_Data for the task_:

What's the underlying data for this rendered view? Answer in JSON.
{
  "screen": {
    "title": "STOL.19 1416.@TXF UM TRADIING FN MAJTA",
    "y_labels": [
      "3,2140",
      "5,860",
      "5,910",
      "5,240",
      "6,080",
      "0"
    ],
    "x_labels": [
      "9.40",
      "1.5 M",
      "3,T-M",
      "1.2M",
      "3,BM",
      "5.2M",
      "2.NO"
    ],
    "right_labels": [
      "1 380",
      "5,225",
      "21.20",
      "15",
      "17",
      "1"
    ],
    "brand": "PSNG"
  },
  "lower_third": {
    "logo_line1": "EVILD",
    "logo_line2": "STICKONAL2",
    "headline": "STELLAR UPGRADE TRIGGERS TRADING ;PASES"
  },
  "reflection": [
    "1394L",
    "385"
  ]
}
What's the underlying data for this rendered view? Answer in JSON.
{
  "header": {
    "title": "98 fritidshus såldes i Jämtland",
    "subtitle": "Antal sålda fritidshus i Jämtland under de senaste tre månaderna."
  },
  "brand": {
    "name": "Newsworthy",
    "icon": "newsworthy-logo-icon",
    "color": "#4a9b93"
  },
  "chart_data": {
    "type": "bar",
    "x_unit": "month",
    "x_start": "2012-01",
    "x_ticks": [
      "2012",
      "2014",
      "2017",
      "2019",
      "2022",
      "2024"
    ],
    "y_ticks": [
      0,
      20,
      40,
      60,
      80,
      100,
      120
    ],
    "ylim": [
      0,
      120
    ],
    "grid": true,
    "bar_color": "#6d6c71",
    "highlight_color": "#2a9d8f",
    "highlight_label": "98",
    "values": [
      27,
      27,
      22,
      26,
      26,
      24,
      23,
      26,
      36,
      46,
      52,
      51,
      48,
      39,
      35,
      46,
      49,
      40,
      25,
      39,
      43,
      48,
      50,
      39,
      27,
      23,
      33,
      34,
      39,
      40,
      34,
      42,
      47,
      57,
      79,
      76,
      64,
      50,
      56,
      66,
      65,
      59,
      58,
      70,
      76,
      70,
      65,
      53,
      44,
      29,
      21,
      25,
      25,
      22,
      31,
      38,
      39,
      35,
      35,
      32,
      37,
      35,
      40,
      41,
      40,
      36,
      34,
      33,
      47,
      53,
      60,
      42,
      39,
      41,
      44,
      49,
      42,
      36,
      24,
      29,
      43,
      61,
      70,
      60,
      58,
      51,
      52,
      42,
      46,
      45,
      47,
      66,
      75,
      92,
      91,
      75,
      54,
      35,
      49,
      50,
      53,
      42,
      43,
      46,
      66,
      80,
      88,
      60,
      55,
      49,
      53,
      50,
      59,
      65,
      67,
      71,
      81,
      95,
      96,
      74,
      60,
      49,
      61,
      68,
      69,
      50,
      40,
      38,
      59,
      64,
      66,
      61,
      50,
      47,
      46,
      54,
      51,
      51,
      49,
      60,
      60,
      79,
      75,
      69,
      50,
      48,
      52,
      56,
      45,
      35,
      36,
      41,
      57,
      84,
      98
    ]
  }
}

_Exercise brief_: Give the data again, exactly as it stands.

_Result of the task_:
What's the underlying data for this rendered view? Answer in JSON.
{
  "screen": {
    "title": "STOL.19 1416.@TXF UM TRADIING FN MAJTA",
    "y_labels": [
      "3,2140",
      "5,860",
      "5,910",
      "5,240",
      "6,080",
      "0"
    ],
    "x_labels": [
      "9.40",
      "1.5 M",
      "3,T-M",
      "1.2M",
      "3,BM",
      "5.2M",
      "2.NO"
    ],
    "right_labels": [
      "1 380",
      "5,225",
      "21.20",
      "15",
      "17",
      "1"
    ],
    "brand": "PSNG"
  },
  "lower_third": {
    "logo_line1": "EVILD",
    "logo_line2": "STICKONAL2",
    "headline": "STELLAR UPGRADE TRIGGERS TRADING ;PASES"
  },
  "reflection": [
    "1394L",
    "385"
  ]
}
What's the underlying data for this rendered view? Answer in JSON.
{
  "header": {
    "title": "98 fritidshus såldes i Jämtland",
    "subtitle": "Antal sålda fritidshus i Jämtland under de senaste tre månaderna."
  },
  "brand": {
    "name": "Newsworthy",
    "icon": "newsworthy-logo-icon",
    "color": "#4a9b93"
  },
  "chart_data": {
    "type": "bar",
    "x_unit": "month",
    "x_start": "2012-01",
    "x_ticks": [
      "2012",
      "2014",
      "2017",
      "2019",
      "2022",
      "2024"
    ],
    "y_ticks": [
      0,
      20,
      40,
      60,
      80,
      100,
      120
    ],
    "ylim": [
      0,
      120
    ],
    "grid": true,
    "bar_color": "#6d6c71",
    "highlight_color": "#2a9d8f",
    "highlight_label": "98",
    "values": [
      27,
      27,
      22,
      26,
      26,
      24,
      23,
      26,
      36,
      46,
      52,
      51,
      48,
      39,
      35,
      46,
      49,
      40,
      25,
      39,
      43,
      48,
      50,
      39,
      27,
      23,
      33,
      34,
      39,
      40,
      34,
      42,
      47,
      57,
      79,
      76,
      64,
      50,
      56,
      66,
      65,
      59,
      58,
      70,
      76,
      70,
      65,
      53,
      44,
      29,
      21,
      25,
      25,
      22,
      31,
      38,
      39,
      35,
      35,
      32,
      37,
      35,
      40,
      41,
      40,
      36,
      34,
      33,
      47,
      53,
      60,
      42,
      39,
      41,
      44,
      49,
      42,
      36,
      24,
      29,
      43,
      61,
      70,
      60,
      58,
      51,
      52,
      42,
      46,
      45,
      47,
      66,
      75,
      92,
      91,
      75,
      54,
      35,
      49,
      50,
      53,
      42,
      43,
      46,
      66,
      80,
      88,
      60,
      55,
      49,
      53,
      50,
      59,
      65,
      67,
      71,
      81,
      95,
      96,
      74,
      60,
      49,
      61,
      68,
      69,
      50,
      40,
      38,
      59,
      64,
      66,
      61,
      50,
      47,
      46,
      54,
      51,
      51,
      49,
      60,
      60,
      79,
      75,
      69,
      50,
      48,
      52,
      56,
      45,
      35,
      36,
      41,
      57,
      84,
      98
    ]
  }
}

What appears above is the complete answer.